# Set exercise
Using the data below, gather each line that includes the word "ConnectionDeviceId".

# Data excerpts
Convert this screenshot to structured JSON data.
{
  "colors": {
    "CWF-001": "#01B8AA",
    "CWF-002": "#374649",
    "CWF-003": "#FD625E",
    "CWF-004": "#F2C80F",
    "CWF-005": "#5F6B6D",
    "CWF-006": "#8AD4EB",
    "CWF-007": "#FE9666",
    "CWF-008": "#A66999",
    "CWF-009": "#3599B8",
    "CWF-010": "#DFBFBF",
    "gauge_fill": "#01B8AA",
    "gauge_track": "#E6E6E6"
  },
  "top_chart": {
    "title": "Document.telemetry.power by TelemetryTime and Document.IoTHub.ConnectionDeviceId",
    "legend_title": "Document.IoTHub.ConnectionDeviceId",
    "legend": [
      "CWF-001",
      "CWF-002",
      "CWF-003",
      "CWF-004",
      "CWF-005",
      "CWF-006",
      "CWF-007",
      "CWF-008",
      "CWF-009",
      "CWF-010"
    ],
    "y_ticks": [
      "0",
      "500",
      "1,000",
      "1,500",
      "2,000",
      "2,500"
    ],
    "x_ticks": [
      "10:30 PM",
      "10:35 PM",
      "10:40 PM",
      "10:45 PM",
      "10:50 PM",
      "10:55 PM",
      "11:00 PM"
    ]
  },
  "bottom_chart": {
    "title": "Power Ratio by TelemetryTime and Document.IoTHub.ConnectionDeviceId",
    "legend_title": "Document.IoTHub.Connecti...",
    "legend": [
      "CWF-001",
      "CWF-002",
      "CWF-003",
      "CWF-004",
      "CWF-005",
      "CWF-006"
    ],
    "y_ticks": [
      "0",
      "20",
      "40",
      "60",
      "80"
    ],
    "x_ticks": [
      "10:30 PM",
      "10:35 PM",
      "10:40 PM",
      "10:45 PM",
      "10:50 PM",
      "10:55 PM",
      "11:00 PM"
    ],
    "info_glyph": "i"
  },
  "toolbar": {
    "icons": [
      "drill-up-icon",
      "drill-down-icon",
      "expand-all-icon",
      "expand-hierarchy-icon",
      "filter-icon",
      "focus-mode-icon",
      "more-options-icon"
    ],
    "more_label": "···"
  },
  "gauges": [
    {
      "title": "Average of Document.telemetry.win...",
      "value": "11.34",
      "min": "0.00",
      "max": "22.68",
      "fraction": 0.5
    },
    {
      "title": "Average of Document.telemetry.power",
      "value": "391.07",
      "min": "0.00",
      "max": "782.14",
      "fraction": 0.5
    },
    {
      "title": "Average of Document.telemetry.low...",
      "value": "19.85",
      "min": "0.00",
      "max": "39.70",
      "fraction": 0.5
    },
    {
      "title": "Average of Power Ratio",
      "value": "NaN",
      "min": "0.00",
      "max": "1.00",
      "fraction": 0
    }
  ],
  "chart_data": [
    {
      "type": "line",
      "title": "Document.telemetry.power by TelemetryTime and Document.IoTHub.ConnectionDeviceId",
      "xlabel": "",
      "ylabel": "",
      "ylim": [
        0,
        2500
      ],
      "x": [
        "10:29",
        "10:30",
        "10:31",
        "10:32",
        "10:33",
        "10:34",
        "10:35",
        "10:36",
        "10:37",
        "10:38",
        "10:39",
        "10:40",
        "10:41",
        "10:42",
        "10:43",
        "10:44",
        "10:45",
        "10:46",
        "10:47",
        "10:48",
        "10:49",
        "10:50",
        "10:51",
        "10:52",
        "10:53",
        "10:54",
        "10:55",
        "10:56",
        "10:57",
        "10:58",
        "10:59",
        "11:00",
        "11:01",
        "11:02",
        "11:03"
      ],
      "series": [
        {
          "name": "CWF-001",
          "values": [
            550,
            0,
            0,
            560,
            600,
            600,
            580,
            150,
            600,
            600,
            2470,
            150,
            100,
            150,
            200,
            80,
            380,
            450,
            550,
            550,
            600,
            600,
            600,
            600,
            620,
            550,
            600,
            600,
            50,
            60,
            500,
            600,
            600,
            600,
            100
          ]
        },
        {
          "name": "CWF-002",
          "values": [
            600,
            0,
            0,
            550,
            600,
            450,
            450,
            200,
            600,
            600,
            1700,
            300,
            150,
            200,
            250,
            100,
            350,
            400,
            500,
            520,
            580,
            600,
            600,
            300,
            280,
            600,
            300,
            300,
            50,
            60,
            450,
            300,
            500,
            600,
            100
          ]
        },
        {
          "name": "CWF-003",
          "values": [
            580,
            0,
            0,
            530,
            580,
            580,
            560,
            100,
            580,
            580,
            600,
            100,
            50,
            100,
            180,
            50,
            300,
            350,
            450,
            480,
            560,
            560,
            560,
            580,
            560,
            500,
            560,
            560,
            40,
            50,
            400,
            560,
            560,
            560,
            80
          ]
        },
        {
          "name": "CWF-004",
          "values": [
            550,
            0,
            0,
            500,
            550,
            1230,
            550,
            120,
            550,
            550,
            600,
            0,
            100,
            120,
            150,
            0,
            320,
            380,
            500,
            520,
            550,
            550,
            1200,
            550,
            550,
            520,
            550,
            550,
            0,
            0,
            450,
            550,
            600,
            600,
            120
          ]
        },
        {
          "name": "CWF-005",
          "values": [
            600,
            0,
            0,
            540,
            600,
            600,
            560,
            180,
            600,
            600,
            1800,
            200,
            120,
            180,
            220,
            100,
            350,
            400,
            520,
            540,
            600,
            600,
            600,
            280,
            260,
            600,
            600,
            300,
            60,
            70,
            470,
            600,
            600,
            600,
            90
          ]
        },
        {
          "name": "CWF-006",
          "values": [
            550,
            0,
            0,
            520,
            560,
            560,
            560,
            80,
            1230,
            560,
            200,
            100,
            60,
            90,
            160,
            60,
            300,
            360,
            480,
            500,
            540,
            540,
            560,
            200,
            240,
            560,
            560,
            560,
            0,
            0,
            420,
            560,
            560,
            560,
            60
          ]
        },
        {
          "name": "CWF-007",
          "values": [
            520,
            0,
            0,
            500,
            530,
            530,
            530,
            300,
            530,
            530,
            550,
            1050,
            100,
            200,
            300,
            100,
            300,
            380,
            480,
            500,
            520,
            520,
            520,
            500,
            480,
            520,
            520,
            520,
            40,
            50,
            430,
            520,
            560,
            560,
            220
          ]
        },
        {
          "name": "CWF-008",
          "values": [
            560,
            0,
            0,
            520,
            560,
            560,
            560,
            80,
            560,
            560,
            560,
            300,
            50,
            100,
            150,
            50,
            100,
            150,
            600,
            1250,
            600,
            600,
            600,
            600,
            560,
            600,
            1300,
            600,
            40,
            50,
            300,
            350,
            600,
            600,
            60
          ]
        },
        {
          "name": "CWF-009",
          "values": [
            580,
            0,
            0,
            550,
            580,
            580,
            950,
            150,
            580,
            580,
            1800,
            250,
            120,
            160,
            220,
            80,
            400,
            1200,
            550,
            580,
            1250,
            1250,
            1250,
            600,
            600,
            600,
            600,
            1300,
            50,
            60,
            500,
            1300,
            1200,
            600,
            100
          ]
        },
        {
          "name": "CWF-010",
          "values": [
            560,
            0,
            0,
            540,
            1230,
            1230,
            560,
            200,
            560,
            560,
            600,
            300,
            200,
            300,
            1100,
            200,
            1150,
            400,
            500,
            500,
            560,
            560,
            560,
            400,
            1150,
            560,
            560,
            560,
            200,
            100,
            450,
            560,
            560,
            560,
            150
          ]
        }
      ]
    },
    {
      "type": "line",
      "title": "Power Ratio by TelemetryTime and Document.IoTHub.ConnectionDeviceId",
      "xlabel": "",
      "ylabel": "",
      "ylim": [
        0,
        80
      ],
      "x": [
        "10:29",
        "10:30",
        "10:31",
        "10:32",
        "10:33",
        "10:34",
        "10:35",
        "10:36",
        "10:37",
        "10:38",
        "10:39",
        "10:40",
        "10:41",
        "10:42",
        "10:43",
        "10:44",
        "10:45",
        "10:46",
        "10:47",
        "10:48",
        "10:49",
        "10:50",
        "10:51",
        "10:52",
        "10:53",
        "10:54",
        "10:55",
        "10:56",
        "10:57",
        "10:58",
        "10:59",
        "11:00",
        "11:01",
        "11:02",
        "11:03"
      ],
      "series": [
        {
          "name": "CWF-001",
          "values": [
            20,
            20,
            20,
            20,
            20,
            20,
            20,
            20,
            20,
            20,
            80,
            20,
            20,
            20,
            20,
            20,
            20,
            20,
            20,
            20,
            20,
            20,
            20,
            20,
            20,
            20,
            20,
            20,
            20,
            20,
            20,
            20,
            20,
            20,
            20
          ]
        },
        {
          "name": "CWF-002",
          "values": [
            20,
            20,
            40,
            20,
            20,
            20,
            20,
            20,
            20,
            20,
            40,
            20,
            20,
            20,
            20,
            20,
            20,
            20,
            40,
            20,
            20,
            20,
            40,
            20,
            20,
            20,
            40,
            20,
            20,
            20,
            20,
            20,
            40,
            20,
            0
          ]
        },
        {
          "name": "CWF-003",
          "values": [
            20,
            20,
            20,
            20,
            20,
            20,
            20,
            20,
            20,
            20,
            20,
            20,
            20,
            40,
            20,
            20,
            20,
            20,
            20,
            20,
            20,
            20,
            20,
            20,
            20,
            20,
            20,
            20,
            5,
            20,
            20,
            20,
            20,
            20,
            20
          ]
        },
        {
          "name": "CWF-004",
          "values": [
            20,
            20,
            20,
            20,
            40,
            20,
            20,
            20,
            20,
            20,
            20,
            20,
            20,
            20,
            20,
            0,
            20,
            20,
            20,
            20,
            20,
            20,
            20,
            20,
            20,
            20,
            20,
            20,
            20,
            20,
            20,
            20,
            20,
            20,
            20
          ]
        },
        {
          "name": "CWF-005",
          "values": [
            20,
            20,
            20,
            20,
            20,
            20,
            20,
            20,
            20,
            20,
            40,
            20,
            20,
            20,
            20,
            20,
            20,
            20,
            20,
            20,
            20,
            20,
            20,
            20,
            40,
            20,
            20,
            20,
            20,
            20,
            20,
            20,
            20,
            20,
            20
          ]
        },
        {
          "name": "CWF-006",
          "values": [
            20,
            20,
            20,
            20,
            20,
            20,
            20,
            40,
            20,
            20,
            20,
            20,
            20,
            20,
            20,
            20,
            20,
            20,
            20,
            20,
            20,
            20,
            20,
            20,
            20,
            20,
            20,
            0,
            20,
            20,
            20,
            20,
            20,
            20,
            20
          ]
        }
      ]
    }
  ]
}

# Result of this task
    "title": "Document.telemetry.power by TelemetryTime and Document.IoTHub.ConnectionDeviceId",
    "legend_title": "Document.IoTHub.ConnectionDeviceId",
    "title": "Power Ratio by TelemetryTime and Document.IoTHub.ConnectionDeviceId",
      "title": "Document.telemetry.power by TelemetryTime and Document.IoTHub.ConnectionDeviceId",
      "title": "Power Ratio by TelemetryTime and Document.IoTHub.ConnectionDeviceId",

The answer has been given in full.